# Supplied information start

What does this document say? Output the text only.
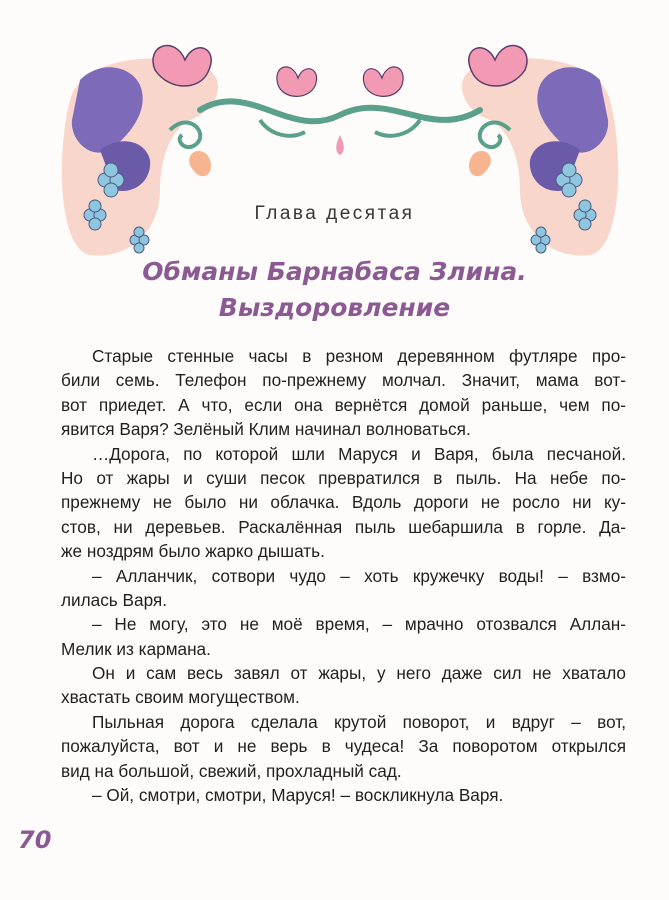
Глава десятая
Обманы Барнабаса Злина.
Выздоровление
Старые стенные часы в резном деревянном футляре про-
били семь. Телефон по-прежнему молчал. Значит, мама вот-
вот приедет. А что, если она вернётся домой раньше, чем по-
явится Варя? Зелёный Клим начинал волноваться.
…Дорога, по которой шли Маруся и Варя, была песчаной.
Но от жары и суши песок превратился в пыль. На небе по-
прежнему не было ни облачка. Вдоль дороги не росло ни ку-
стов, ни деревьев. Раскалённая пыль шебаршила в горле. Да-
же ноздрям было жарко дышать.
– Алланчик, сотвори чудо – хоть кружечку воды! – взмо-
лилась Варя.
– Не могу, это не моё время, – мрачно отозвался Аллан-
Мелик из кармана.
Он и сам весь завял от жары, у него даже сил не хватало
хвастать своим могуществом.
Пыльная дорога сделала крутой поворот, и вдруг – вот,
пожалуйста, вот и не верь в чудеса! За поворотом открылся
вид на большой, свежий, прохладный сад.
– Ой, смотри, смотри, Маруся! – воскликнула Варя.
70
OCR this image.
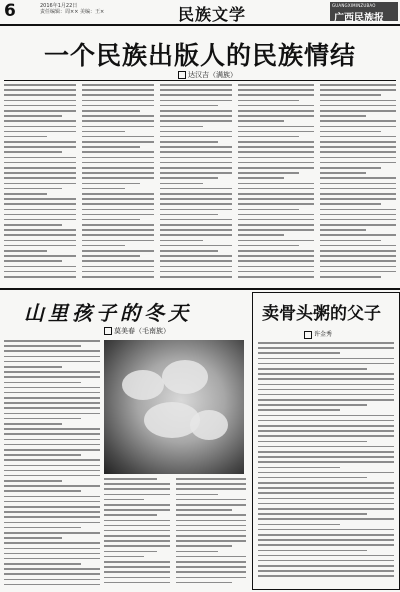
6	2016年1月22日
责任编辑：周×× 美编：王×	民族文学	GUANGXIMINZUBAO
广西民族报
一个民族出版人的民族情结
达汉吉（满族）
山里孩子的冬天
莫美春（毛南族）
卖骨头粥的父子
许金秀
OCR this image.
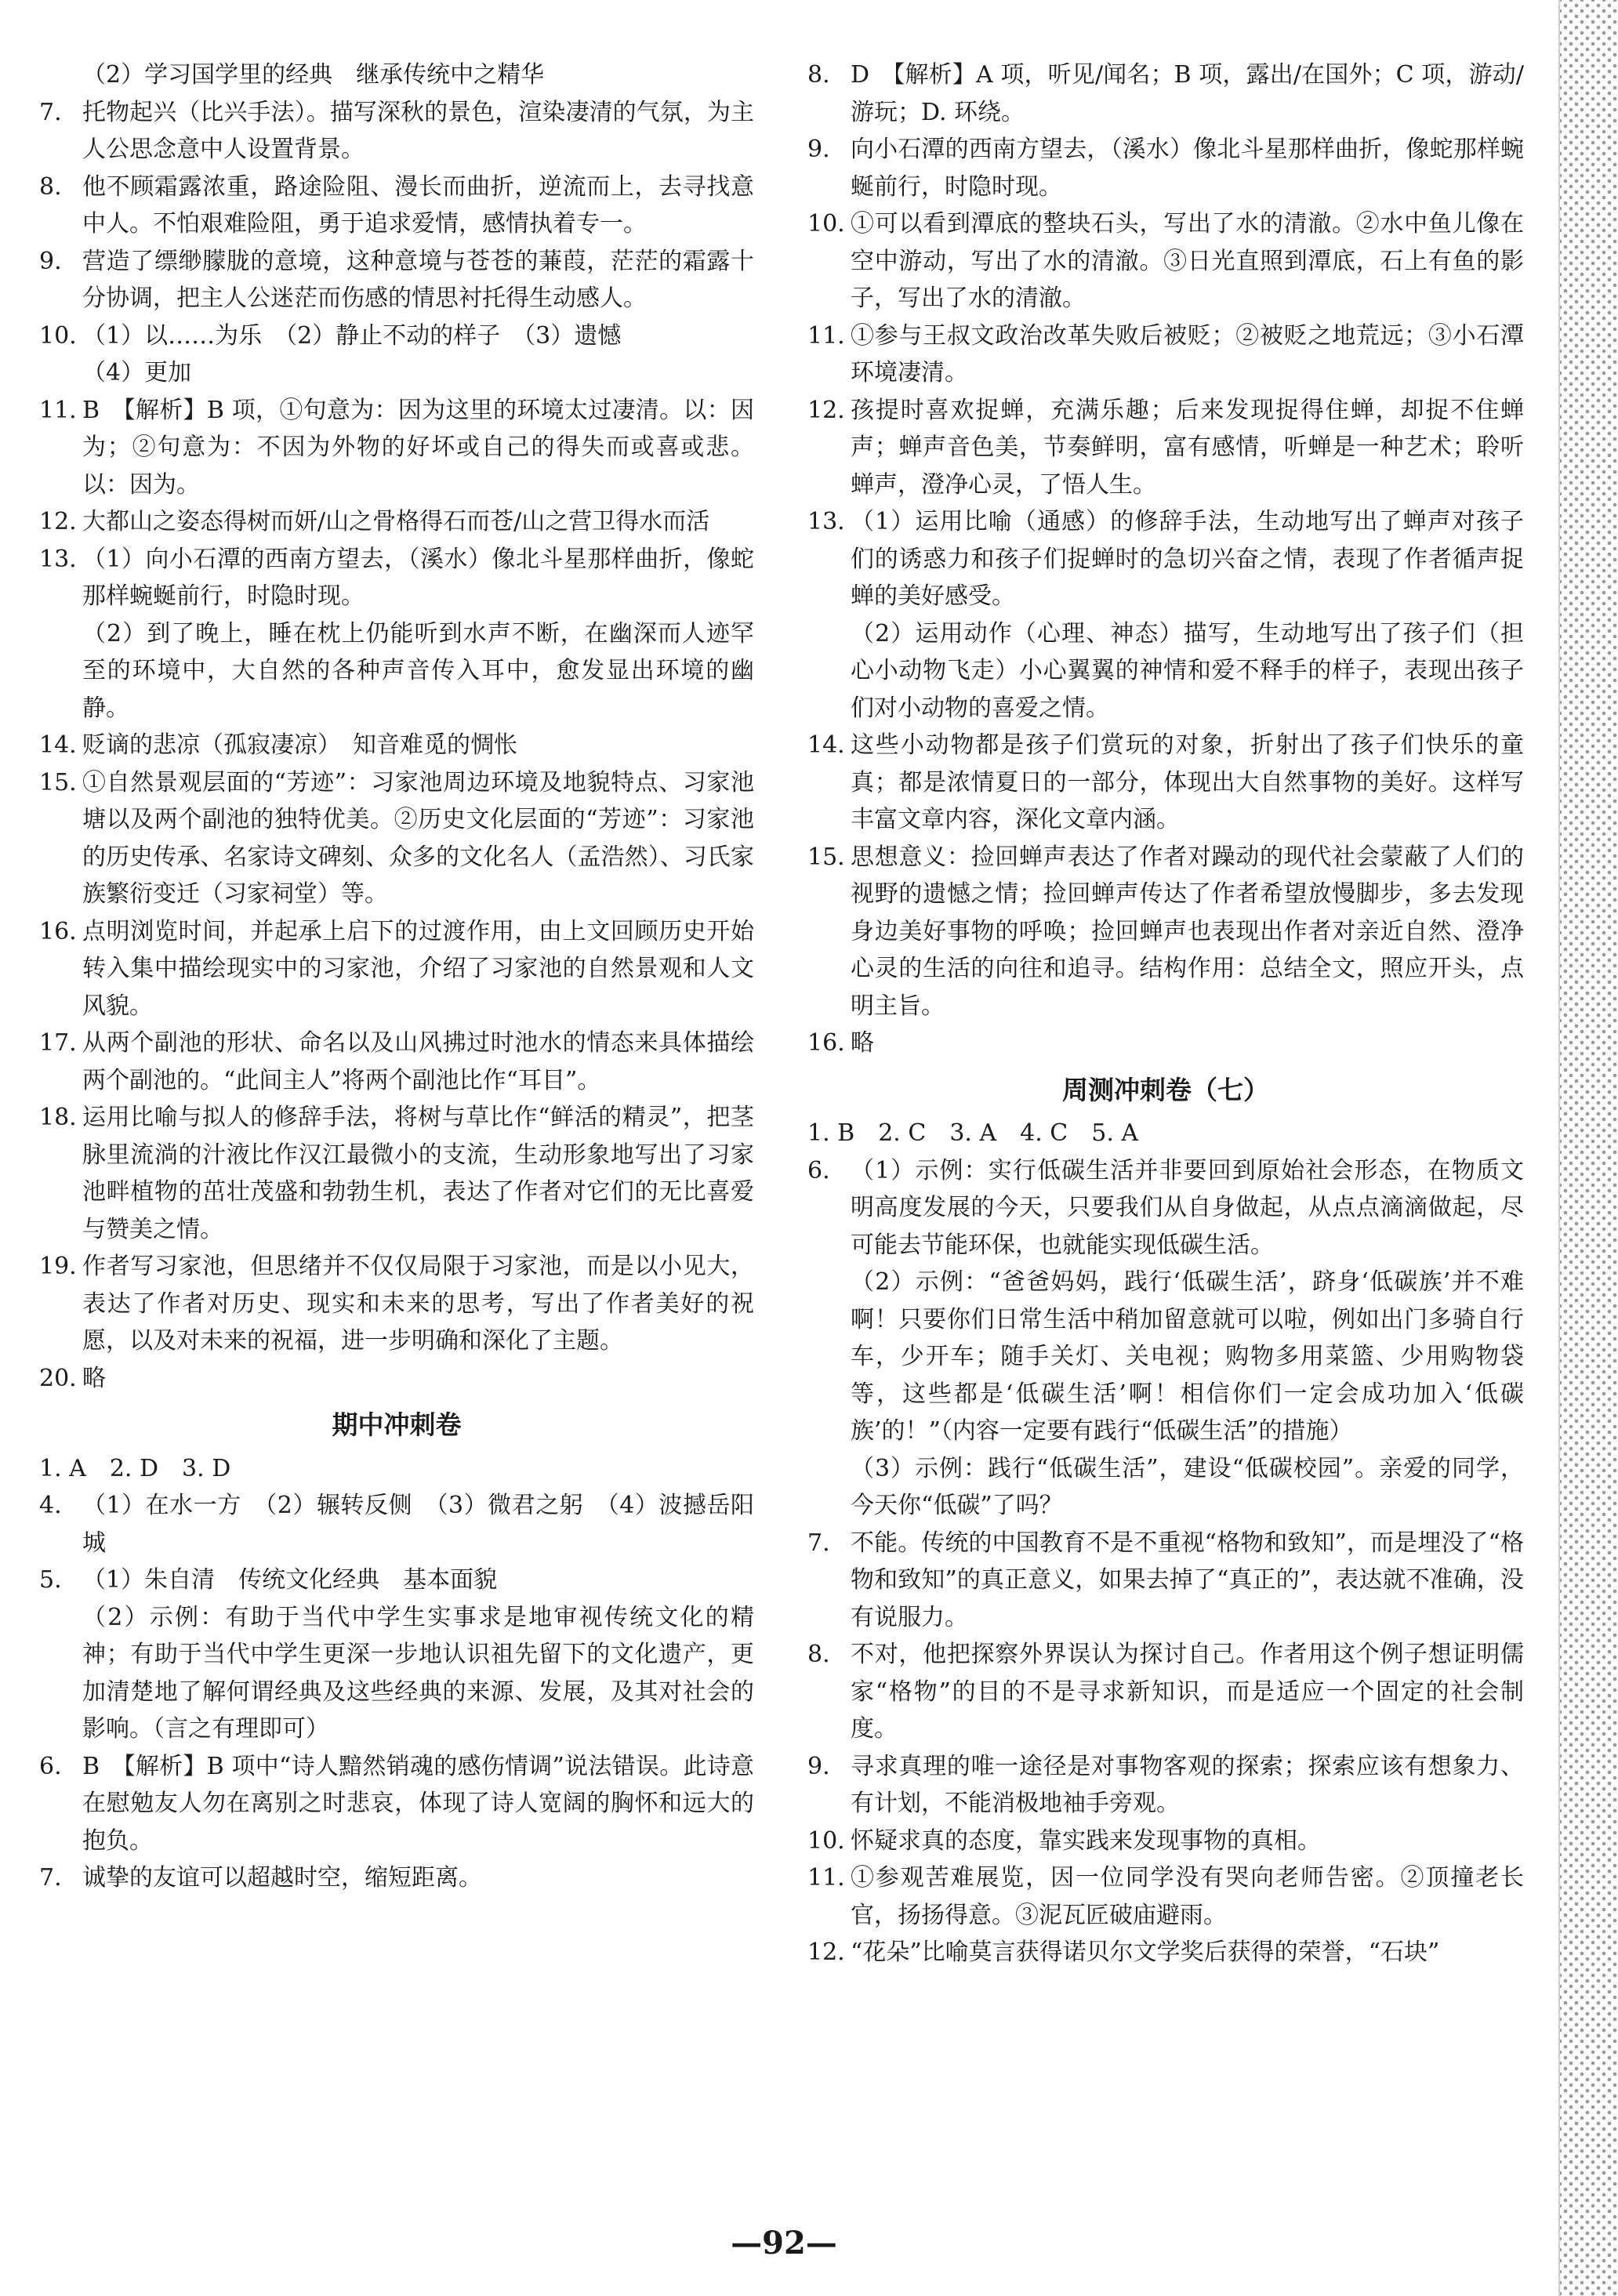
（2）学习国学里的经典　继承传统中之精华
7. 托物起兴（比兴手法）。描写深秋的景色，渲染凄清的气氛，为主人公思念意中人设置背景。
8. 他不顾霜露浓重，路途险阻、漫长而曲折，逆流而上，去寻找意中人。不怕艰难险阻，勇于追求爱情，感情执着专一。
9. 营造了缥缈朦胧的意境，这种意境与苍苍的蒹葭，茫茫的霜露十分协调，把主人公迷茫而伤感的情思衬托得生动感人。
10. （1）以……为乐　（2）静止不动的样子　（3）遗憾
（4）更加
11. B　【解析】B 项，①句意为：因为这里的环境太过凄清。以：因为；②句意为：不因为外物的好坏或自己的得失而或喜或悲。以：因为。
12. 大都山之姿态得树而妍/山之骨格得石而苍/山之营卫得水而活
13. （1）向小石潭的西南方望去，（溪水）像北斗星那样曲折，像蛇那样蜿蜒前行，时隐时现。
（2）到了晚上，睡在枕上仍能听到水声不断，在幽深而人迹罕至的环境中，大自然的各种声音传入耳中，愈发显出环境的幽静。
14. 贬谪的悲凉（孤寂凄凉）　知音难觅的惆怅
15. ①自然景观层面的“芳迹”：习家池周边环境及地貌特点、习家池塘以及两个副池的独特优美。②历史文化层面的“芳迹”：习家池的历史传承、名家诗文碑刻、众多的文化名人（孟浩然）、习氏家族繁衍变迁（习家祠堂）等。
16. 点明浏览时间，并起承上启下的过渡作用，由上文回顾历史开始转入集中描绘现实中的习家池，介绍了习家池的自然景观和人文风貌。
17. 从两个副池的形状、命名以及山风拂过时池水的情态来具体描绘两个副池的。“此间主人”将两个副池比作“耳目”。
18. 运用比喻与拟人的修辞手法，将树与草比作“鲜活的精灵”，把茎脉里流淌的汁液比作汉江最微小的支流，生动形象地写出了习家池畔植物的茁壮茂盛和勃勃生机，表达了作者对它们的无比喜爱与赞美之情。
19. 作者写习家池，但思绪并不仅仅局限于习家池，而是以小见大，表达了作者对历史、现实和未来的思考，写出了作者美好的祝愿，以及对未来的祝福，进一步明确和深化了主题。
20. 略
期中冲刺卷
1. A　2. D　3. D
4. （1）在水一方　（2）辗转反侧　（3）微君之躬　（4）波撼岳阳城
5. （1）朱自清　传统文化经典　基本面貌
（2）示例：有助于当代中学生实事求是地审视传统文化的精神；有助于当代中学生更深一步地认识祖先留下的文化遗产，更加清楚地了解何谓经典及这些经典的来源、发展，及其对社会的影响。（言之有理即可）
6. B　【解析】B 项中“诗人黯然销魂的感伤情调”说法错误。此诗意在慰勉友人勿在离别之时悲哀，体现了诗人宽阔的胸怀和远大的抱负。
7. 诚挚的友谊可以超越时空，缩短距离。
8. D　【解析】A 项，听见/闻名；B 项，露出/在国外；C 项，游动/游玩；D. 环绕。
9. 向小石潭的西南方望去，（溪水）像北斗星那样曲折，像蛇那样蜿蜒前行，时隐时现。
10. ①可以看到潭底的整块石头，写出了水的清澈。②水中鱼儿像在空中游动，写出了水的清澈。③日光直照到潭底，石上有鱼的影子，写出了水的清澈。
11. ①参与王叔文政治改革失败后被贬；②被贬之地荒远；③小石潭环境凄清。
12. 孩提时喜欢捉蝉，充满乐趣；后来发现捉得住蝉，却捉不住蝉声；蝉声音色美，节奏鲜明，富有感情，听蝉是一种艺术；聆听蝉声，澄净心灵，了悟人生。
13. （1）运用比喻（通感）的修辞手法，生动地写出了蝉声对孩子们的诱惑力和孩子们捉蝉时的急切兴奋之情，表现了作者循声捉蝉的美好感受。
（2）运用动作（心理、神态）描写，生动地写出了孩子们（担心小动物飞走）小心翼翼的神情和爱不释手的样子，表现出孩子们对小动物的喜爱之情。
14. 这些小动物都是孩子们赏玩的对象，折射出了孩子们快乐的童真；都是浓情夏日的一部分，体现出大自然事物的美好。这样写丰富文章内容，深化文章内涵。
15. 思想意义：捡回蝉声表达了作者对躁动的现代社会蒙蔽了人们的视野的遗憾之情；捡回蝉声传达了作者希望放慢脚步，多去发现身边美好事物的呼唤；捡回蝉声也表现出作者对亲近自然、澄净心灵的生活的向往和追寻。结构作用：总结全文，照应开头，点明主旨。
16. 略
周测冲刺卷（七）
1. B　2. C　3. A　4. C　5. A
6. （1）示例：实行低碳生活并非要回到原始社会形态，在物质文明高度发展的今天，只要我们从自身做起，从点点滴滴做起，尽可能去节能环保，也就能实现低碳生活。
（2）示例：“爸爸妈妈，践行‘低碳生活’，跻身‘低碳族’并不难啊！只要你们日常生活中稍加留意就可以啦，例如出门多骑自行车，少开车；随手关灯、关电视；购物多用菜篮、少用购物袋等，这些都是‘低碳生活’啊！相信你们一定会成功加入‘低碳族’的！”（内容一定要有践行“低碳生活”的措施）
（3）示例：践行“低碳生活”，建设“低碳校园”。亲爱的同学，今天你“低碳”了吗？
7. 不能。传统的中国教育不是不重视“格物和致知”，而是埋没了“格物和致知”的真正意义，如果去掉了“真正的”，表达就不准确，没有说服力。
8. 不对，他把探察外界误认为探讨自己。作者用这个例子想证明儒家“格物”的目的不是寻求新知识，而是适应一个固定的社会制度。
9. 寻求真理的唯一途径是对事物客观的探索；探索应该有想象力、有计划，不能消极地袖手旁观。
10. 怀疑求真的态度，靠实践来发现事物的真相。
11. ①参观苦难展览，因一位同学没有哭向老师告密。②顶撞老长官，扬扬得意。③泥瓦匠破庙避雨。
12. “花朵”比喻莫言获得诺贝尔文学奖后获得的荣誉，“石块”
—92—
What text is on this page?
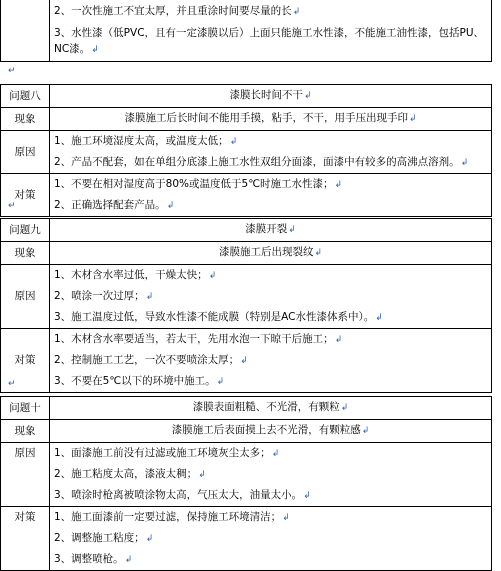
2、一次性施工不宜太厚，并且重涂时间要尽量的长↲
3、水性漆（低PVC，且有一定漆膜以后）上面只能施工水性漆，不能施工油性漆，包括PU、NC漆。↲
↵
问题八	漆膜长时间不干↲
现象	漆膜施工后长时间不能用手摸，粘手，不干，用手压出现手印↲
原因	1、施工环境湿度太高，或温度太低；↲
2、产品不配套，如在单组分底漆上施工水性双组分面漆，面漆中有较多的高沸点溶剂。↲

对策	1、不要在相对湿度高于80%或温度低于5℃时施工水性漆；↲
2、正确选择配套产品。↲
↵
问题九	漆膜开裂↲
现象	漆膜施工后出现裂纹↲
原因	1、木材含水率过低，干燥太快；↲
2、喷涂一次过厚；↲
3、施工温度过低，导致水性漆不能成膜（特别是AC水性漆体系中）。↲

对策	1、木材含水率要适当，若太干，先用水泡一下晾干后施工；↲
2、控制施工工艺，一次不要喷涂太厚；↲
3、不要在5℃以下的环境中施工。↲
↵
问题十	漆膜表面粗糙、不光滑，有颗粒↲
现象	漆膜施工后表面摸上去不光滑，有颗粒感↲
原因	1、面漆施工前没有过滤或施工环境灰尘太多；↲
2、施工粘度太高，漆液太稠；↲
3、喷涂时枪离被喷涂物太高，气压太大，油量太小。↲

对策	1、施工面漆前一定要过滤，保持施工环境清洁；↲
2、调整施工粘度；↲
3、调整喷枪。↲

# Supplied information end

● Exercise description
Identify each line of the material where the word "时隐时现" shows up, and copy it.

● Written reply
13. （1）向小石潭的西南方望去，（溪水）像北斗星那样曲折，像蛇那样蜿蜒前行，时隐时现。
9. 向小石潭的西南方望去，（溪水）像北斗星那样曲折，像蛇那样蜿蜒前行，时隐时现。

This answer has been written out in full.